* **PROBLEM TO WORK ON**
Take every line from the material that has the word "JSON" in it.

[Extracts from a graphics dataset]
>>>>

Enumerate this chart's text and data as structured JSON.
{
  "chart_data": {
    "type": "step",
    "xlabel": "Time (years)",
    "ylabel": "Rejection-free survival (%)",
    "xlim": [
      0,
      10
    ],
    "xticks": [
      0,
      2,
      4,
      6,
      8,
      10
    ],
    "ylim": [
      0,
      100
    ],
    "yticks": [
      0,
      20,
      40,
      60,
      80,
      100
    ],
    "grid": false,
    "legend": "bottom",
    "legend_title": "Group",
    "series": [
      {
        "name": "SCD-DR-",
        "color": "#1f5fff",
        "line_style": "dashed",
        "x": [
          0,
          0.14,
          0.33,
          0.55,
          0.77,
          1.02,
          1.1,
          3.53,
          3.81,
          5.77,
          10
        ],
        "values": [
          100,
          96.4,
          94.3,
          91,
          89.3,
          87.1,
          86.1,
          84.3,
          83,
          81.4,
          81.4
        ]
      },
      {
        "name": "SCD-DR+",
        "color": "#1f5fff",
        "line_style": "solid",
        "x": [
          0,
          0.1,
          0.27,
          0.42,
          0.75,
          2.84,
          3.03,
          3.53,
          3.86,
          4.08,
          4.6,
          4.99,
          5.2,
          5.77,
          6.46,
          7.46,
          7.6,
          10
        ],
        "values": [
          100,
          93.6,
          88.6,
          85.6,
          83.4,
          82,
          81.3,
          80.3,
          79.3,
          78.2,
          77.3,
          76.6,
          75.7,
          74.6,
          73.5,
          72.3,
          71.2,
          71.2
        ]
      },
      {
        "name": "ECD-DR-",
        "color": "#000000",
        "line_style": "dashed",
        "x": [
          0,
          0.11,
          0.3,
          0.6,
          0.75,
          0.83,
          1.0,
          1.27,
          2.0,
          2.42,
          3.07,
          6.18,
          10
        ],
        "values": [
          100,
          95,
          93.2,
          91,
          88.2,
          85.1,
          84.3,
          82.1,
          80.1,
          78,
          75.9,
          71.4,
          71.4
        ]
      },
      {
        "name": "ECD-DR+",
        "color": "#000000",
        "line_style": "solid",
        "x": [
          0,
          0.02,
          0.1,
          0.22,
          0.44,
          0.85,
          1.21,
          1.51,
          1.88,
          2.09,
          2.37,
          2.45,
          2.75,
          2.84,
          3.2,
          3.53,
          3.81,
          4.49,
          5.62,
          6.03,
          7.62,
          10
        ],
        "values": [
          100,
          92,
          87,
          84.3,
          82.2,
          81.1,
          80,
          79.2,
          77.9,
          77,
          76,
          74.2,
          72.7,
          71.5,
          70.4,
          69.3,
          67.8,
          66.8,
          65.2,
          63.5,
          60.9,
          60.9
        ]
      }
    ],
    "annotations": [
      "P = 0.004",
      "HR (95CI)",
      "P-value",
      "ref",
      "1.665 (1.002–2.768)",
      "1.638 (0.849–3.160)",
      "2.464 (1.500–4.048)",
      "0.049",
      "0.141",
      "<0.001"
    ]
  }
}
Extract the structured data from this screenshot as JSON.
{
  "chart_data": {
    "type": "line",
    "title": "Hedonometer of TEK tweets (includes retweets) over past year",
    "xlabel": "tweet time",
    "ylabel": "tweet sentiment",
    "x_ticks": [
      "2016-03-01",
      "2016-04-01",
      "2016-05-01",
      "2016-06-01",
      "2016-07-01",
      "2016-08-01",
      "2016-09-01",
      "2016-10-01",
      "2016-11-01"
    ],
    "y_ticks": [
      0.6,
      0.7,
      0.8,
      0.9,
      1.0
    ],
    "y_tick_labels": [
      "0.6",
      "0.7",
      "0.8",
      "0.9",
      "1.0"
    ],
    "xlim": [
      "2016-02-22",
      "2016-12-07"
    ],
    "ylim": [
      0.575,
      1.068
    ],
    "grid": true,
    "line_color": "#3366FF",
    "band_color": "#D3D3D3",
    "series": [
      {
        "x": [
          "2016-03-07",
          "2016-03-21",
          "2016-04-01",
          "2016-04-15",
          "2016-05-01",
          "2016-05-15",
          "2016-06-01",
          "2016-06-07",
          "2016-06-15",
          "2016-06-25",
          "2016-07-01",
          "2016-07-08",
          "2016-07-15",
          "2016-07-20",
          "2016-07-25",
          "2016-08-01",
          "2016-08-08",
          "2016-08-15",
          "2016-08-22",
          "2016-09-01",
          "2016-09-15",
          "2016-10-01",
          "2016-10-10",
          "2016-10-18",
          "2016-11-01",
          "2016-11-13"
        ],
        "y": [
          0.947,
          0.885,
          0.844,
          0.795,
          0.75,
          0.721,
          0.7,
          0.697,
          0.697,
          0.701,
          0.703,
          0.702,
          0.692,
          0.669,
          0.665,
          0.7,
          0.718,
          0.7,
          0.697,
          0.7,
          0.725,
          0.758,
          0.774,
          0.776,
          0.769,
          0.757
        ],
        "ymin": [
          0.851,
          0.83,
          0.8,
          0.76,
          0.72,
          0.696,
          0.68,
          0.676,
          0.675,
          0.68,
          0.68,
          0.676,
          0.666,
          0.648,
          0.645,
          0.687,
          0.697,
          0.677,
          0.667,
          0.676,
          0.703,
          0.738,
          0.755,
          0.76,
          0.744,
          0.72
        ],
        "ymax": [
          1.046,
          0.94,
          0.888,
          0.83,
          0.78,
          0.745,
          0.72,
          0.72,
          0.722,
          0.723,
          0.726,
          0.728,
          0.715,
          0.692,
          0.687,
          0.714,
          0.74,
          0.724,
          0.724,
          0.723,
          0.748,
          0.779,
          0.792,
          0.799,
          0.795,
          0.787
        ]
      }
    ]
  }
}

<<<<

* **OUTPUT FOR THIS TASK**
Enumerate this chart's text and data as structured JSON.
Extract the structured data from this screenshot as JSON.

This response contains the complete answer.